** start DATA ENTRIES **

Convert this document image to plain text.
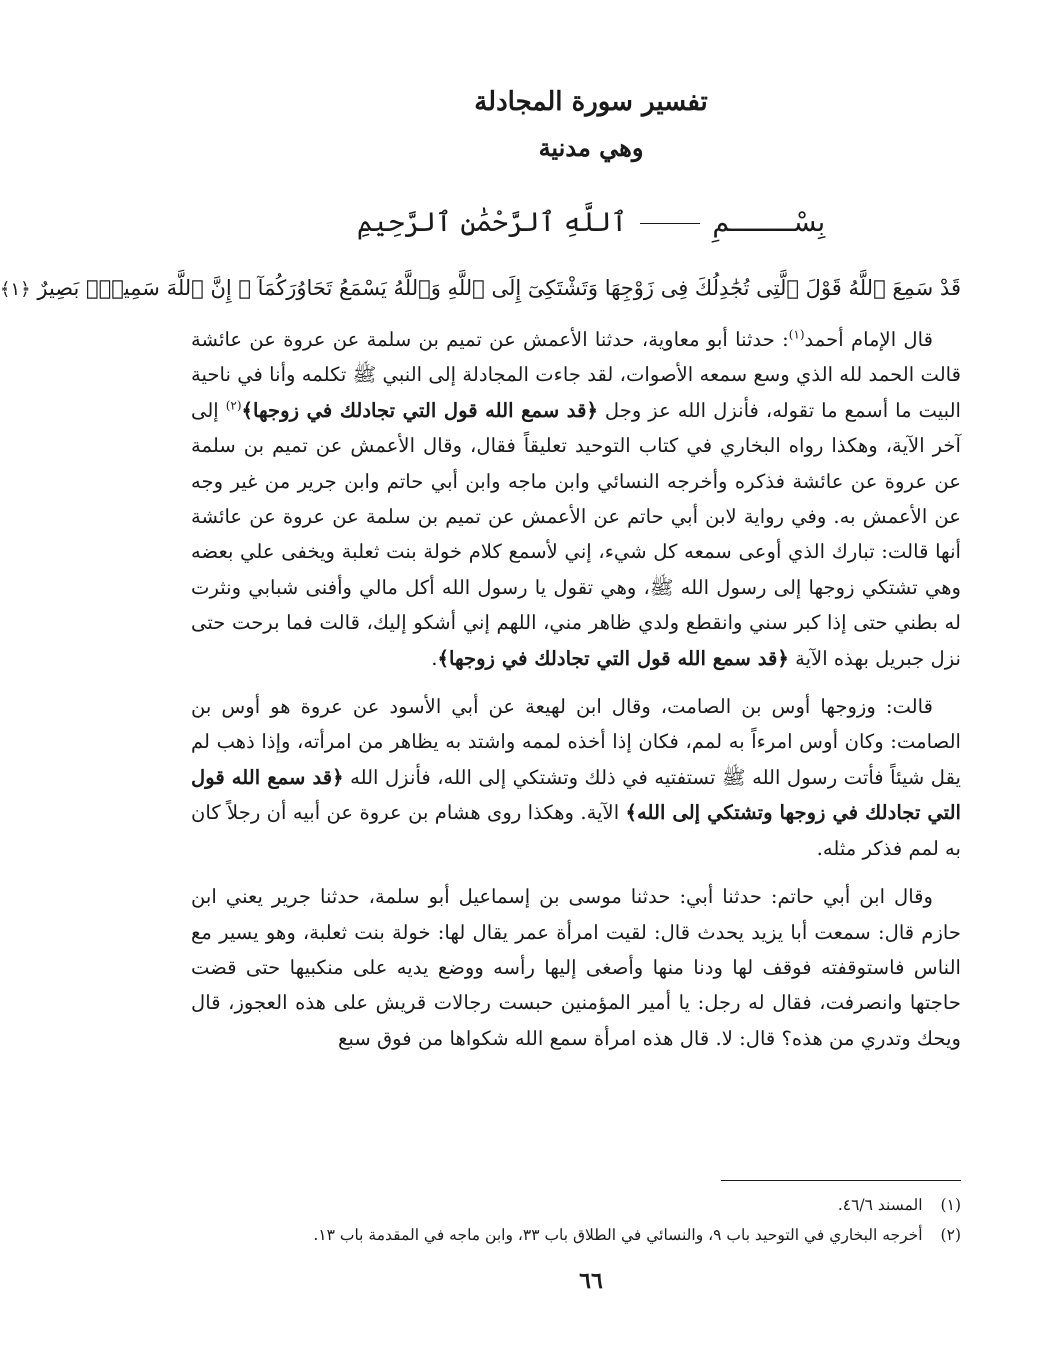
تفسير سورة المجادلة
وهي مدنية
بِسْــــــــمِ  ٱللَّهِ ٱلرَّحْمَٰنِ ٱلرَّحِيمِ
قَدْ سَمِعَ ٱللَّهُ قَوْلَ ٱلَّتِى تُجَٰدِلُكَ فِى زَوْجِهَا وَتَشْتَكِىٓ إِلَى ٱللَّهِ وَٱللَّهُ يَسْمَعُ تَحَاوُرَكُمَآ ۚ إِنَّ ٱللَّهَ سَمِيعٌۢ بَصِيرٌ ﴿١﴾

قال الإمام أحمد$^{(١)}$: حدثنا أبو معاوية، حدثنا الأعمش عن تميم بن سلمة عن عروة عن عائشة قالت الحمد لله الذي وسع سمعه الأصوات، لقد جاءت المجادلة إلى النبي ﷺ تكلمه وأنا في ناحية البيت ما أسمع ما تقوله، فأنزل الله عز وجل ﴿قد سمع الله قول التي تجادلك في زوجها﴾$^{(٢)}$ إلى آخر الآية، وهكذا رواه البخاري في كتاب التوحيد تعليقاً فقال، وقال الأعمش عن تميم بن سلمة عن عروة عن عائشة فذكره وأخرجه النسائي وابن ماجه وابن أبي حاتم وابن جرير من غير وجه عن الأعمش به. وفي رواية لابن أبي حاتم عن الأعمش عن تميم بن سلمة عن عروة عن عائشة أنها قالت: تبارك الذي أوعى سمعه كل شيء، إني لأسمع كلام خولة بنت ثعلبة ويخفى علي بعضه وهي تشتكي زوجها إلى رسول الله ﷺ، وهي تقول يا رسول الله أكل مالي وأفنى شبابي ونثرت له بطني حتى إذا كبر سني وانقطع ولدي ظاهر مني، اللهم إني أشكو إليك، قالت فما برحت حتى نزل جبريل بهذه الآية ﴿قد سمع الله قول التي تجادلك في زوجها﴾.

قالت: وزوجها أوس بن الصامت، وقال ابن لهيعة عن أبي الأسود عن عروة هو أوس بن الصامت: وكان أوس امرءاً به لمم، فكان إذا أخذه لممه واشتد به يظاهر من امرأته، وإذا ذهب لم يقل شيئاً فأتت رسول الله ﷺ تستفتيه في ذلك وتشتكي إلى الله، فأنزل الله ﴿قد سمع الله قول التي تجادلك في زوجها وتشتكي إلى الله﴾ الآية. وهكذا روى هشام بن عروة عن أبيه أن رجلاً كان به لمم فذكر مثله.

وقال ابن أبي حاتم: حدثنا أبي: حدثنا موسى بن إسماعيل أبو سلمة، حدثنا جرير يعني ابن حازم قال: سمعت أبا يزيد يحدث قال: لقيت امرأة عمر يقال لها: خولة بنت ثعلبة، وهو يسير مع الناس فاستوقفته فوقف لها ودنا منها وأصغى إليها رأسه ووضع يديه على منكبيها حتى قضت حاجتها وانصرفت، فقال له رجل: يا أمير المؤمنين حبست رجالات قريش على هذه العجوز، قال ويحك وتدري من هذه؟ قال: لا. قال هذه امرأة سمع الله شكواها من فوق سبع

(١)
المسند ٤٦/٦.
(٢)
أخرجه البخاري في التوحيد باب ٩، والنسائي في الطلاق باب ٣٣، وابن ماجه في المقدمة باب ١٣.
٦٦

** end DATA ENTRIES **

→ **TASK BRIEF**
List each line in the listing that contains the string "المجادلة".

→ **RESULT OF THE EXERCISE**
تفسير سورة المجادلة
قال الإمام أحمد$^{(١)}$: حدثنا أبو معاوية، حدثنا الأعمش عن تميم بن سلمة عن عروة عن عائشة قالت الحمد لله الذي وسع سمعه الأصوات، لقد جاءت المجادلة إلى النبي ﷺ تكلمه وأنا في ناحية البيت ما أسمع ما تقوله، فأنزل الله عز وجل ﴿قد سمع الله قول التي تجادلك في زوجها﴾$^{(٢)}$ إلى آخر الآية، وهكذا رواه البخاري في كتاب التوحيد تعليقاً فقال، وقال الأعمش عن تميم بن سلمة عن عروة عن عائشة فذكره وأخرجه النسائي وابن ماجه وابن أبي حاتم وابن جرير من غير وجه عن الأعمش به. وفي رواية لابن أبي حاتم عن الأعمش عن تميم بن سلمة عن عروة عن عائشة أنها قالت: تبارك الذي أوعى سمعه كل شيء، إني لأسمع كلام خولة بنت ثعلبة ويخفى علي بعضه وهي تشتكي زوجها إلى رسول الله ﷺ، وهي تقول يا رسول الله أكل مالي وأفنى شبابي ونثرت له بطني حتى إذا كبر سني وانقطع ولدي ظاهر مني، اللهم إني أشكو إليك، قالت فما برحت حتى نزل جبريل بهذه الآية ﴿قد سمع الله قول التي تجادلك في زوجها﴾.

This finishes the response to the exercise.